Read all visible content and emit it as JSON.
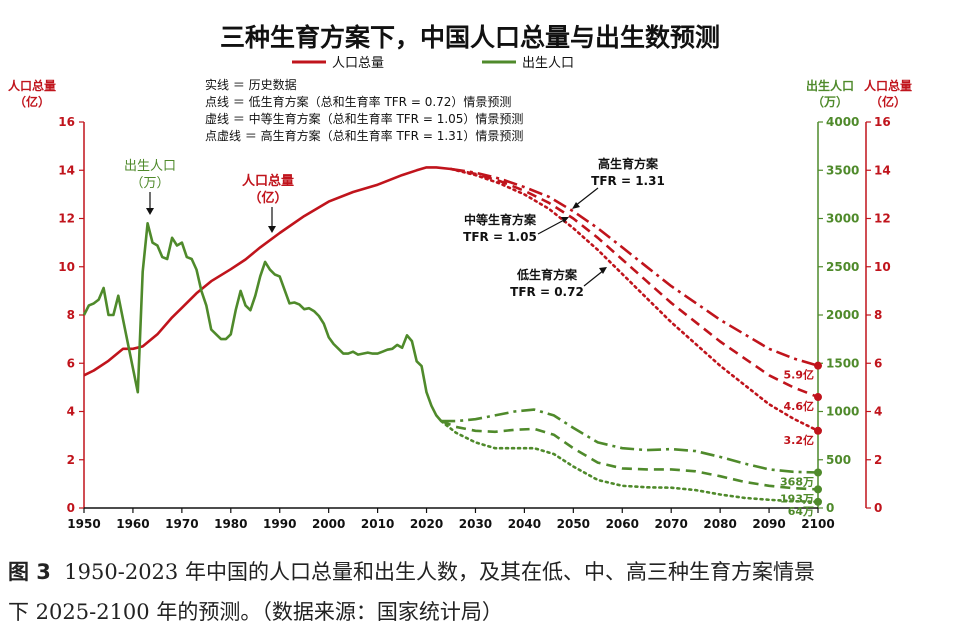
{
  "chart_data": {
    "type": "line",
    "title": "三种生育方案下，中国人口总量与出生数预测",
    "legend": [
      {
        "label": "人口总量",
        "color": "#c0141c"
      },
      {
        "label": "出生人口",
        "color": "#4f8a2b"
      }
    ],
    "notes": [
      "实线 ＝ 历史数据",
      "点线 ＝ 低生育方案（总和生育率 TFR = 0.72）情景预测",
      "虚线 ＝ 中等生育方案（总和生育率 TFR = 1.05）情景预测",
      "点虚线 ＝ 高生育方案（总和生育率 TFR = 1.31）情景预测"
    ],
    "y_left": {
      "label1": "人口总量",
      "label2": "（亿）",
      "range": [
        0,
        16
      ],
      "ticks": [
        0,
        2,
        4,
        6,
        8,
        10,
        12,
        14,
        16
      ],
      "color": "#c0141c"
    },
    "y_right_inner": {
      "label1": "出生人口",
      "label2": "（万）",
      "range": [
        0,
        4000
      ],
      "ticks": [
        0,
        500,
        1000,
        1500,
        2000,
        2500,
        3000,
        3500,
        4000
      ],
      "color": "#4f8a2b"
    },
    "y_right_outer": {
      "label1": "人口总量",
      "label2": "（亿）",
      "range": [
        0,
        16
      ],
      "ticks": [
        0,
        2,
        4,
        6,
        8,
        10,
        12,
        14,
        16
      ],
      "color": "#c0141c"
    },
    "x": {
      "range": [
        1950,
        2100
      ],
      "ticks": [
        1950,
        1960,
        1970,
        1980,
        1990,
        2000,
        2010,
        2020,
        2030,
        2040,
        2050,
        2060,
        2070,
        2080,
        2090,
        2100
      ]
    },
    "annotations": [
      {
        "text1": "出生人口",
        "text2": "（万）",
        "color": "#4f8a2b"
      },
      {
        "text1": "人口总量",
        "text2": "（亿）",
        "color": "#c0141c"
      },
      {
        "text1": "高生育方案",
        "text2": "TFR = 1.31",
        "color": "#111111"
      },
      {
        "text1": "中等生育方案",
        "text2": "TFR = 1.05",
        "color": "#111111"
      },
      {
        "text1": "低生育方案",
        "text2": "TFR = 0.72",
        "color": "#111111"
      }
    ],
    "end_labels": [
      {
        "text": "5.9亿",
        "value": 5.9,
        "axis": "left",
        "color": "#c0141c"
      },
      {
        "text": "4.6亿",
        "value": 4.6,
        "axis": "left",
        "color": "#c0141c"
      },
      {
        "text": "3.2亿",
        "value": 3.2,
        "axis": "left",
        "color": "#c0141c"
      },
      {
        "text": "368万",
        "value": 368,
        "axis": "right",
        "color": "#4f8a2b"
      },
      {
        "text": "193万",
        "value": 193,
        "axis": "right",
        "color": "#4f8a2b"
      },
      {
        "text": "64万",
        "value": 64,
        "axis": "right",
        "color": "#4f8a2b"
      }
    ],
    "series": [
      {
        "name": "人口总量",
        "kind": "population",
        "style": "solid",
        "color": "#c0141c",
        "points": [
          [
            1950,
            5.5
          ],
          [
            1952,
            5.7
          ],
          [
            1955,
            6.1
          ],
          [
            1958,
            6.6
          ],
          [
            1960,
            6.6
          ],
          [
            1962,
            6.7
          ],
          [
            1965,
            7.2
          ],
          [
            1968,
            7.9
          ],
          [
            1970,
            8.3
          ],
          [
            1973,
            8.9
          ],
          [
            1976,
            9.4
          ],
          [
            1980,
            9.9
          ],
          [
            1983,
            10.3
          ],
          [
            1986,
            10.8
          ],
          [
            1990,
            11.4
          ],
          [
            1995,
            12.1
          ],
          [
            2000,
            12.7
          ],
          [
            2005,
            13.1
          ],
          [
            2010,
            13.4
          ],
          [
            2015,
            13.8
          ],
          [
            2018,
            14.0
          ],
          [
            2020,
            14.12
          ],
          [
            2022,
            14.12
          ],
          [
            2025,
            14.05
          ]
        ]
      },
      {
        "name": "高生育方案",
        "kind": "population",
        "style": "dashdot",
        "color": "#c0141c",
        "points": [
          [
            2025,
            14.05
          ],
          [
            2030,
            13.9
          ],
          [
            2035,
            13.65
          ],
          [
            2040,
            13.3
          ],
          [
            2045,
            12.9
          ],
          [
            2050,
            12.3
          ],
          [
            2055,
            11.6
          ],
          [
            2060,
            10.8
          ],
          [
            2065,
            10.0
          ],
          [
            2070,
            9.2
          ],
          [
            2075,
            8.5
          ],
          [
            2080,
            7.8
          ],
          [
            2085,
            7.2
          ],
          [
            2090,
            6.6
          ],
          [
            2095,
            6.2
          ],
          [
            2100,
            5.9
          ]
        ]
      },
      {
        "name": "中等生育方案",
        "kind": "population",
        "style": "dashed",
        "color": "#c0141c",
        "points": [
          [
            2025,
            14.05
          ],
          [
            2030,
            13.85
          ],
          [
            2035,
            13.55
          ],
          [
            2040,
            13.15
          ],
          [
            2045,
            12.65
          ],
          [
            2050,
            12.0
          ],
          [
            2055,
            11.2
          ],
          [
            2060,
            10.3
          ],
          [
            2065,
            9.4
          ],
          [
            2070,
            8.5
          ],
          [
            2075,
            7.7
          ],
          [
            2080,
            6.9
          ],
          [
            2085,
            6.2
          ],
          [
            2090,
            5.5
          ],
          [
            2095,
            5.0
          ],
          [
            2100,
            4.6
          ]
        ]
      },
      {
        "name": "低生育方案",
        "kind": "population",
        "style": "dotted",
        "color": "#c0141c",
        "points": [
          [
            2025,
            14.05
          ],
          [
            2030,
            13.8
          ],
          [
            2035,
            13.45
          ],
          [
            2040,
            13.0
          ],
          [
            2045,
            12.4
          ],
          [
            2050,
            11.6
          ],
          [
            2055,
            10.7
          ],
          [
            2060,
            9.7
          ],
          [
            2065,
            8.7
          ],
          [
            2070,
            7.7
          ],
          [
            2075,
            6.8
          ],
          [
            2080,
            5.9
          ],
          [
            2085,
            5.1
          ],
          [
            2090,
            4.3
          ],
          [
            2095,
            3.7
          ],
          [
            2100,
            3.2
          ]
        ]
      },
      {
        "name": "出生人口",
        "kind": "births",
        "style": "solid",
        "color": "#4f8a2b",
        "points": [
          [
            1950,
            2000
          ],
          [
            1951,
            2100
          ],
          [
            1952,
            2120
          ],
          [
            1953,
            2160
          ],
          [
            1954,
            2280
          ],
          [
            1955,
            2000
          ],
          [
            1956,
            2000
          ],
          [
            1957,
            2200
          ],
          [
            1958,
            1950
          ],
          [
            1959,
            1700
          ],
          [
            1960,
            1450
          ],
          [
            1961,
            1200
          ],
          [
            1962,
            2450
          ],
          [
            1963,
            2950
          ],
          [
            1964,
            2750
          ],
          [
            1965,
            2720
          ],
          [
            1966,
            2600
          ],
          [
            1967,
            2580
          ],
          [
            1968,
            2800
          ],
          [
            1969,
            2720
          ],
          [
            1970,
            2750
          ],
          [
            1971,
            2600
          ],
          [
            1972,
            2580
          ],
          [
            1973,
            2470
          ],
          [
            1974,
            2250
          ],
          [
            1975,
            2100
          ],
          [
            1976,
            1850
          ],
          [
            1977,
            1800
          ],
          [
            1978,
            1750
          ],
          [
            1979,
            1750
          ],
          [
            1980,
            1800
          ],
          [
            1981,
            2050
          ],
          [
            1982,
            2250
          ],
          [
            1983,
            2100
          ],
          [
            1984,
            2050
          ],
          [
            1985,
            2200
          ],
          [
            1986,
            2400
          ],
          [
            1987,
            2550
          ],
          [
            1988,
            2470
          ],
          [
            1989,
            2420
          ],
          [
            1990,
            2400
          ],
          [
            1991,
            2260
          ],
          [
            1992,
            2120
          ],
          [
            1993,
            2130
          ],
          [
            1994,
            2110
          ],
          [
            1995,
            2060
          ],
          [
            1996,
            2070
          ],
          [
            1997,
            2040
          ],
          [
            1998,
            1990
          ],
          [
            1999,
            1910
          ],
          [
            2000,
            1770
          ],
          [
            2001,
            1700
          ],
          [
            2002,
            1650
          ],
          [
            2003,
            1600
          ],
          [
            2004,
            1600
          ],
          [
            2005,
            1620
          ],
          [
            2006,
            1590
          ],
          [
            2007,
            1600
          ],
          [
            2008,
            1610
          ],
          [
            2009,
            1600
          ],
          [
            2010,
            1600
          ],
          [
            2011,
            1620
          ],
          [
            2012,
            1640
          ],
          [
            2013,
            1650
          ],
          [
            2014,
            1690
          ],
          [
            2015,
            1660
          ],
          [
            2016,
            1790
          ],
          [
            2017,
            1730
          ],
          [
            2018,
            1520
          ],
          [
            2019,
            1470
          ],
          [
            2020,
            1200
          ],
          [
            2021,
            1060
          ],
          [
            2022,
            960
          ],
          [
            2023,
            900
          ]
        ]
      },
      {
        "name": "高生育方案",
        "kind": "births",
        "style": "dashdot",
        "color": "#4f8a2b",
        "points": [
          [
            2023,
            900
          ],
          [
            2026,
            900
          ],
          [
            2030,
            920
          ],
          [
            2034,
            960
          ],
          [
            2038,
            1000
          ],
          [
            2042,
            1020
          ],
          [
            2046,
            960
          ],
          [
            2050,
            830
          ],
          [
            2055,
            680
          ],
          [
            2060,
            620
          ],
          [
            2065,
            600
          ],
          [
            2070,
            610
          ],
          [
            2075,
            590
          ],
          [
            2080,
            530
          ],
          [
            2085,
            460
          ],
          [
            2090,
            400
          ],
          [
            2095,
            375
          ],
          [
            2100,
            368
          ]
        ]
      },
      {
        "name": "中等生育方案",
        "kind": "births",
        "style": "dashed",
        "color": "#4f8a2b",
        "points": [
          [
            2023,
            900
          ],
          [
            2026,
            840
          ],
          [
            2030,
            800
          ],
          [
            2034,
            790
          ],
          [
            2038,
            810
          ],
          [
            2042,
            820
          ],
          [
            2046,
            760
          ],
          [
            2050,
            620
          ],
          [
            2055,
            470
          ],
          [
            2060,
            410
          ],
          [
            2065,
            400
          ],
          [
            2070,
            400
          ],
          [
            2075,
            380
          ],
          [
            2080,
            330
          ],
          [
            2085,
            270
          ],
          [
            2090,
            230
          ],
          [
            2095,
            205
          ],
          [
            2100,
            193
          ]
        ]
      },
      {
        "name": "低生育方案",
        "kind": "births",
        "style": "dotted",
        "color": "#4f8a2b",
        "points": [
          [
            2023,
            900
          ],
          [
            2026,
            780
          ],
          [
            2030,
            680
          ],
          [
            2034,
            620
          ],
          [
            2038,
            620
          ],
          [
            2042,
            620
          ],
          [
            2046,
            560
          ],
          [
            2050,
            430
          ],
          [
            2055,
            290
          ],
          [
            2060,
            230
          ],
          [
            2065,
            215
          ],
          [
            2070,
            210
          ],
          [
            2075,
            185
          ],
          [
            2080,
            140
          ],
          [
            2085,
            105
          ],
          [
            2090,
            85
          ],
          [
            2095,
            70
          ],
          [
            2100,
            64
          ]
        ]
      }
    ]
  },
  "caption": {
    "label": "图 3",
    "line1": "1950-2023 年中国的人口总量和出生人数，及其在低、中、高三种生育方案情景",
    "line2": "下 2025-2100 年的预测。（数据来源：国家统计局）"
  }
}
______________________________
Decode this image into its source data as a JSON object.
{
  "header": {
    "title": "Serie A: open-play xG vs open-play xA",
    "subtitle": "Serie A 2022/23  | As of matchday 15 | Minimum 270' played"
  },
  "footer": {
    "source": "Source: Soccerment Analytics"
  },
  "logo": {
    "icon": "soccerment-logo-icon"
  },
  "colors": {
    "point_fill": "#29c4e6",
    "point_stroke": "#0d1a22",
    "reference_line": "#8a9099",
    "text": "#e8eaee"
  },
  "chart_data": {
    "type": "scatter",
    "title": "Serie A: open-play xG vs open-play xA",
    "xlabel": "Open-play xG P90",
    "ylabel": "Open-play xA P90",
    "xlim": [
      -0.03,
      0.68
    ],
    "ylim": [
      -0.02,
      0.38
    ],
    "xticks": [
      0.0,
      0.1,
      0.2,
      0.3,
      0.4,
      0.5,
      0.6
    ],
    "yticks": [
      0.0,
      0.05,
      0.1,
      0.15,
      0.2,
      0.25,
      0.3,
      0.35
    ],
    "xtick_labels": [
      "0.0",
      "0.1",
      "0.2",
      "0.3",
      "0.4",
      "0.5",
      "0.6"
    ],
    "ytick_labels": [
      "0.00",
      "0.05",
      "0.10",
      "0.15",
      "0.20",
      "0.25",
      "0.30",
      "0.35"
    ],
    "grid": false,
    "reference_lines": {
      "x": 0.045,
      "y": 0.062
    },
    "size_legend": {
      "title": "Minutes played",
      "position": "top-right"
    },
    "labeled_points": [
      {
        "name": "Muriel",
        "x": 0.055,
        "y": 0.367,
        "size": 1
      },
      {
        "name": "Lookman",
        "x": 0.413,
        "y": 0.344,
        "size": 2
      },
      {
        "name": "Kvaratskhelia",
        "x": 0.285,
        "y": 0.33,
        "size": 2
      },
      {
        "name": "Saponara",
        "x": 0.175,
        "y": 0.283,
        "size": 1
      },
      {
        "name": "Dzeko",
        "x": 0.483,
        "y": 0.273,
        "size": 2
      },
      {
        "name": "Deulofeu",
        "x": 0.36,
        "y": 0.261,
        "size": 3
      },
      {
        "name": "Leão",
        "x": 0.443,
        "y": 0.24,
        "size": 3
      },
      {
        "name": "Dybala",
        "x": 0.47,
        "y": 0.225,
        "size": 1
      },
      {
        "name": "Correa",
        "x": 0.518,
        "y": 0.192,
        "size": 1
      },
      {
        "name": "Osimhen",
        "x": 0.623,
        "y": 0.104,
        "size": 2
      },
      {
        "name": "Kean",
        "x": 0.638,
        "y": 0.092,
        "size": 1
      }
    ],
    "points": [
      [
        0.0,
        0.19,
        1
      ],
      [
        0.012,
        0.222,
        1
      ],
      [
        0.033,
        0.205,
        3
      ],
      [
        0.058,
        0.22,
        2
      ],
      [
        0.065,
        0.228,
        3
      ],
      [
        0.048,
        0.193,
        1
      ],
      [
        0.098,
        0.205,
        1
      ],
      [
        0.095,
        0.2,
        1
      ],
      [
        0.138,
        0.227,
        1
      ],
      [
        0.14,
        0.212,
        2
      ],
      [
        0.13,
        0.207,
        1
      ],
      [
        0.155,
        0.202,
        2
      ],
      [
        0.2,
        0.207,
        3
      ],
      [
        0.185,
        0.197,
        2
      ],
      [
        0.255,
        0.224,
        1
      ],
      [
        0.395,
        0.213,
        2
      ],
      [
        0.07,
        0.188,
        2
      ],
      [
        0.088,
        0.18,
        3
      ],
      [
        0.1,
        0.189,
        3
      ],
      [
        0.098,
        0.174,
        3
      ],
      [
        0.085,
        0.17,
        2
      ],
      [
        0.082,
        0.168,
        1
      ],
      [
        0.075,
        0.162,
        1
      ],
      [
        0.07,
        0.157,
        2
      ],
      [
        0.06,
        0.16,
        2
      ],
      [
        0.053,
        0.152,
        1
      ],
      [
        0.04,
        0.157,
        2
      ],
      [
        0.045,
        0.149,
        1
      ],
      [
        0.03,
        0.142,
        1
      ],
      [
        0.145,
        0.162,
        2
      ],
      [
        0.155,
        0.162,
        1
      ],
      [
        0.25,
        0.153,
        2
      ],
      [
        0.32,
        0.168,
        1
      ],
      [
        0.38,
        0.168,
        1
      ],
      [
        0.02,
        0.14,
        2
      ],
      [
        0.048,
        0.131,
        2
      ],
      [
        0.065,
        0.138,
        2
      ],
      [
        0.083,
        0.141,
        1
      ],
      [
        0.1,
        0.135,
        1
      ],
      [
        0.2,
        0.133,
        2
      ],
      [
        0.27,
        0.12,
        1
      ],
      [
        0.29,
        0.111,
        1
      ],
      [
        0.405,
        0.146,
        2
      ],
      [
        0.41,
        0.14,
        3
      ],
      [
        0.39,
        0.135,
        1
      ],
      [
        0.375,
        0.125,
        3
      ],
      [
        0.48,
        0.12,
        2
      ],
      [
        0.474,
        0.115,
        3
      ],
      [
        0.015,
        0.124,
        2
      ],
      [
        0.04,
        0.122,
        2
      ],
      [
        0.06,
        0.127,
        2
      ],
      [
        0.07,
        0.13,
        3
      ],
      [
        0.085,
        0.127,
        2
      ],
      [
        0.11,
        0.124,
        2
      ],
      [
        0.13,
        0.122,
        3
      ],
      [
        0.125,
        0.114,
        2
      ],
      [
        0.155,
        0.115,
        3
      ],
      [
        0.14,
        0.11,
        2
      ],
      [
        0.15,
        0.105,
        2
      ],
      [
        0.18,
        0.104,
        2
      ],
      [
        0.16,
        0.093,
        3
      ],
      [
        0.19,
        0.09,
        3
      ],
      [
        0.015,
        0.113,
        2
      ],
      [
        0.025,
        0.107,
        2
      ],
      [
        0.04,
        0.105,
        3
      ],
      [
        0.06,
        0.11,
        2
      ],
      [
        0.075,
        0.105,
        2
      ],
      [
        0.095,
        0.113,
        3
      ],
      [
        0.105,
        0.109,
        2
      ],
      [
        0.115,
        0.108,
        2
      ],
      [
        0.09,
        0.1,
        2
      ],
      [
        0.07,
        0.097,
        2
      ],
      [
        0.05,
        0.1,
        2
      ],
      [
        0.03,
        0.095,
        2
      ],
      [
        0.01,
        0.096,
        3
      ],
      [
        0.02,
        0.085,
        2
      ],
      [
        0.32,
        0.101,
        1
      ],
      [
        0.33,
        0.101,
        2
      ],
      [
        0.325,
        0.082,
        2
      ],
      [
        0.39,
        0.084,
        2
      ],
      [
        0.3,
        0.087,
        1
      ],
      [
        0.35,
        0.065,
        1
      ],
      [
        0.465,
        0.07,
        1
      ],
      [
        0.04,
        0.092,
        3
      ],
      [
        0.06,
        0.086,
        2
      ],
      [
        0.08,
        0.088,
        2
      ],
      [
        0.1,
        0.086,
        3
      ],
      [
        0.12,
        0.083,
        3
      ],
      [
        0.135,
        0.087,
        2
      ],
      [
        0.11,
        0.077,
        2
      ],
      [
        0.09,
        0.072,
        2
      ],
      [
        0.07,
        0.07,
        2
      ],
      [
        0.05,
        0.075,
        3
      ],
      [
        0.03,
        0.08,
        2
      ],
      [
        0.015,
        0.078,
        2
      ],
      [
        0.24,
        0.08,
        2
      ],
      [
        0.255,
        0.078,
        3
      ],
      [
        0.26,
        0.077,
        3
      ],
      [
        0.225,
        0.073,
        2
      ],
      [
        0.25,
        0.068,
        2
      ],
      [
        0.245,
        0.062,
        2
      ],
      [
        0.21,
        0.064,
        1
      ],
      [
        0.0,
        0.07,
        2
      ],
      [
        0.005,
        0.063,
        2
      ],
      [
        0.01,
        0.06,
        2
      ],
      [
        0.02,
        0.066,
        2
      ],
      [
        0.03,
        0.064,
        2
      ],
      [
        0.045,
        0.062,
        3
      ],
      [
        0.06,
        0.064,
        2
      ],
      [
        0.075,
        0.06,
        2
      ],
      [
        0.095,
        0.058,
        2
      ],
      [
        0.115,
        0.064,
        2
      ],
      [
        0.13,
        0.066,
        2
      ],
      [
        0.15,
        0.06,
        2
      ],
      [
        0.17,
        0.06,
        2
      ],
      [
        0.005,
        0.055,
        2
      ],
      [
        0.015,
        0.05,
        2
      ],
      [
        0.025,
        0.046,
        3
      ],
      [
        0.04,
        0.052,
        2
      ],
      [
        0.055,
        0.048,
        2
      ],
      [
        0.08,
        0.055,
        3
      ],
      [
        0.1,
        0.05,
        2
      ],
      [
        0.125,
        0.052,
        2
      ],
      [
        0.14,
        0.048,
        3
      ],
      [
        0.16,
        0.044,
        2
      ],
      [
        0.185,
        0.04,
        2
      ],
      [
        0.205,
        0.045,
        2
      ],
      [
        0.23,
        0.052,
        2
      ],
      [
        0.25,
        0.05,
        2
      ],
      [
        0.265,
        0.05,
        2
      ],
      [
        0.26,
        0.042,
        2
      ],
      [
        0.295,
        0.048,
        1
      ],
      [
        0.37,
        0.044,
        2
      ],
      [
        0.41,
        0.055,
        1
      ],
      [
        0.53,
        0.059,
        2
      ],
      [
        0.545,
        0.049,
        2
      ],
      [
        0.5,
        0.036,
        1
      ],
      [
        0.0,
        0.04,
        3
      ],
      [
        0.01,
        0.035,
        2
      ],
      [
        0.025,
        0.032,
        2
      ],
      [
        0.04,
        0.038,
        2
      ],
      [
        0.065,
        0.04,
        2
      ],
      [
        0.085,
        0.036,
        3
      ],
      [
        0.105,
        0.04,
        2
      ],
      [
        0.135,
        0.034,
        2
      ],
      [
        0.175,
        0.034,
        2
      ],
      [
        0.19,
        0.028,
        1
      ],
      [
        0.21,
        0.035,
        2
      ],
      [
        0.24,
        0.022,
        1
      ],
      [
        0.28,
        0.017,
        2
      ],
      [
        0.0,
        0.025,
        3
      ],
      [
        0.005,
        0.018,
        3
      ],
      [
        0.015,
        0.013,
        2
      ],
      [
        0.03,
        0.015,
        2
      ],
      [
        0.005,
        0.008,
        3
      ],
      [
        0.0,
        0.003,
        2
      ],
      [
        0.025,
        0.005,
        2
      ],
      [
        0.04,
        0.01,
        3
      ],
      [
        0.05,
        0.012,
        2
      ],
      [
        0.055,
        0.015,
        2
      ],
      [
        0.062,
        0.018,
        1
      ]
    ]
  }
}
______________________________
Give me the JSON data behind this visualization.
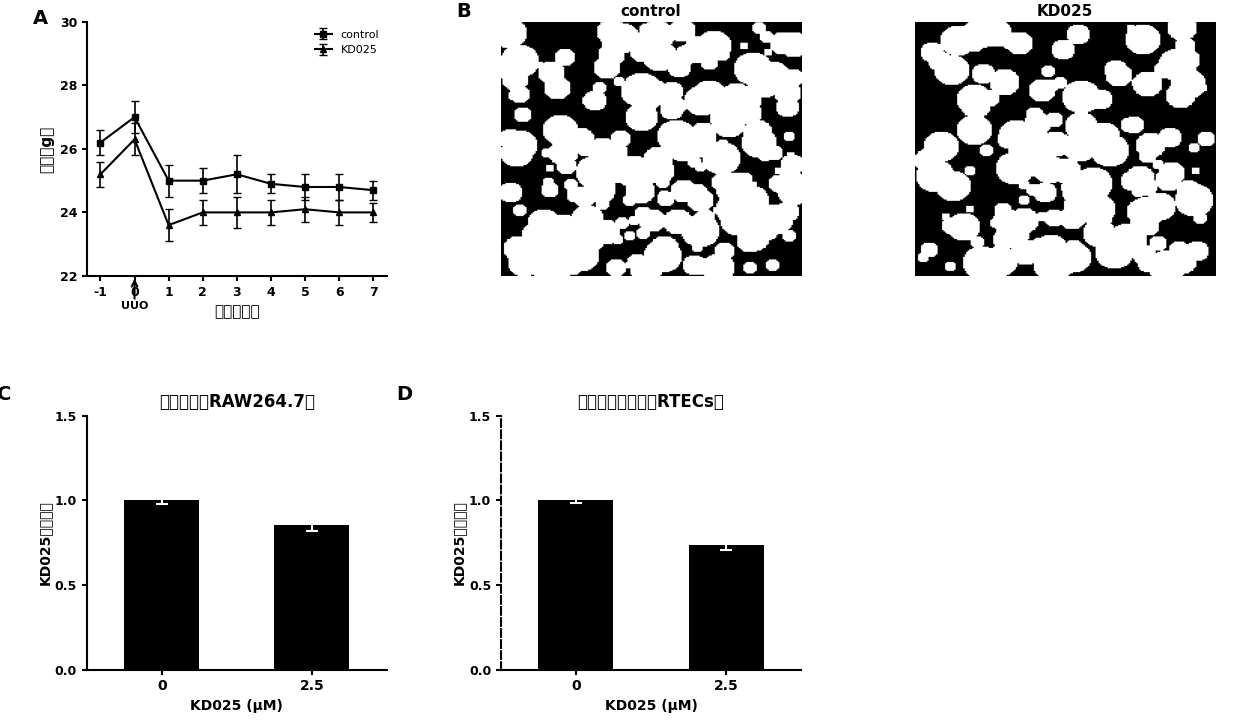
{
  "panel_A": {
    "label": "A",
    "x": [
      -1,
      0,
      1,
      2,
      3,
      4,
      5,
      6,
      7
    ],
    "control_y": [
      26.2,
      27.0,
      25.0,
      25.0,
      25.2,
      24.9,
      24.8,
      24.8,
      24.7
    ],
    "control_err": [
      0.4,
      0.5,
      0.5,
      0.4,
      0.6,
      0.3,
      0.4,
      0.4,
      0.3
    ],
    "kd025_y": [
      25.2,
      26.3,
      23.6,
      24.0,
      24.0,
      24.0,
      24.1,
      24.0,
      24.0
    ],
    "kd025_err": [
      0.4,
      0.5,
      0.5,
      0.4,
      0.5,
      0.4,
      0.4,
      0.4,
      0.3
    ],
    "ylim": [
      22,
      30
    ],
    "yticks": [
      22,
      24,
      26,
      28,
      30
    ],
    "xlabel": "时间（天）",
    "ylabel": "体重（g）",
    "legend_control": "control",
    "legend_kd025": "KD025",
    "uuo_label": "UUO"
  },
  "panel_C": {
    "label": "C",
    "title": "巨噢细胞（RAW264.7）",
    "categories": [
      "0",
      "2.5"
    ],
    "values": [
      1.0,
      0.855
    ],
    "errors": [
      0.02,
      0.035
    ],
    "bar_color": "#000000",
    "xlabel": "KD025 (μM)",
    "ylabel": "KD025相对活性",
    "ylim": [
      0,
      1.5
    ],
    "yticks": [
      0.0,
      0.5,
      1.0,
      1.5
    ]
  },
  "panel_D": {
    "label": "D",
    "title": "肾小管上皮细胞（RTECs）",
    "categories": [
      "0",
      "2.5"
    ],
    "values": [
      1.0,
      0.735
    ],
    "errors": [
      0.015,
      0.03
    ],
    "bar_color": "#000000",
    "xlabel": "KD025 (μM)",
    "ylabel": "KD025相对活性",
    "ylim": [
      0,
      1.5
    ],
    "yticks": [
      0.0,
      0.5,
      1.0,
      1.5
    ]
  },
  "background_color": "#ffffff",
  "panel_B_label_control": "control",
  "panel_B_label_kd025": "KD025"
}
______________________________
> **AIM OF THE TASK**:
Pull out all lines from the entries above that include the word "中等生育方案".

> **COMPLETED EXERCISE**:
      "虚线 ＝ 中等生育方案（总和生育率 TFR = 1.05）情景预测",
        "text1": "中等生育方案",
        "name": "中等生育方案",
        "name": "中等生育方案",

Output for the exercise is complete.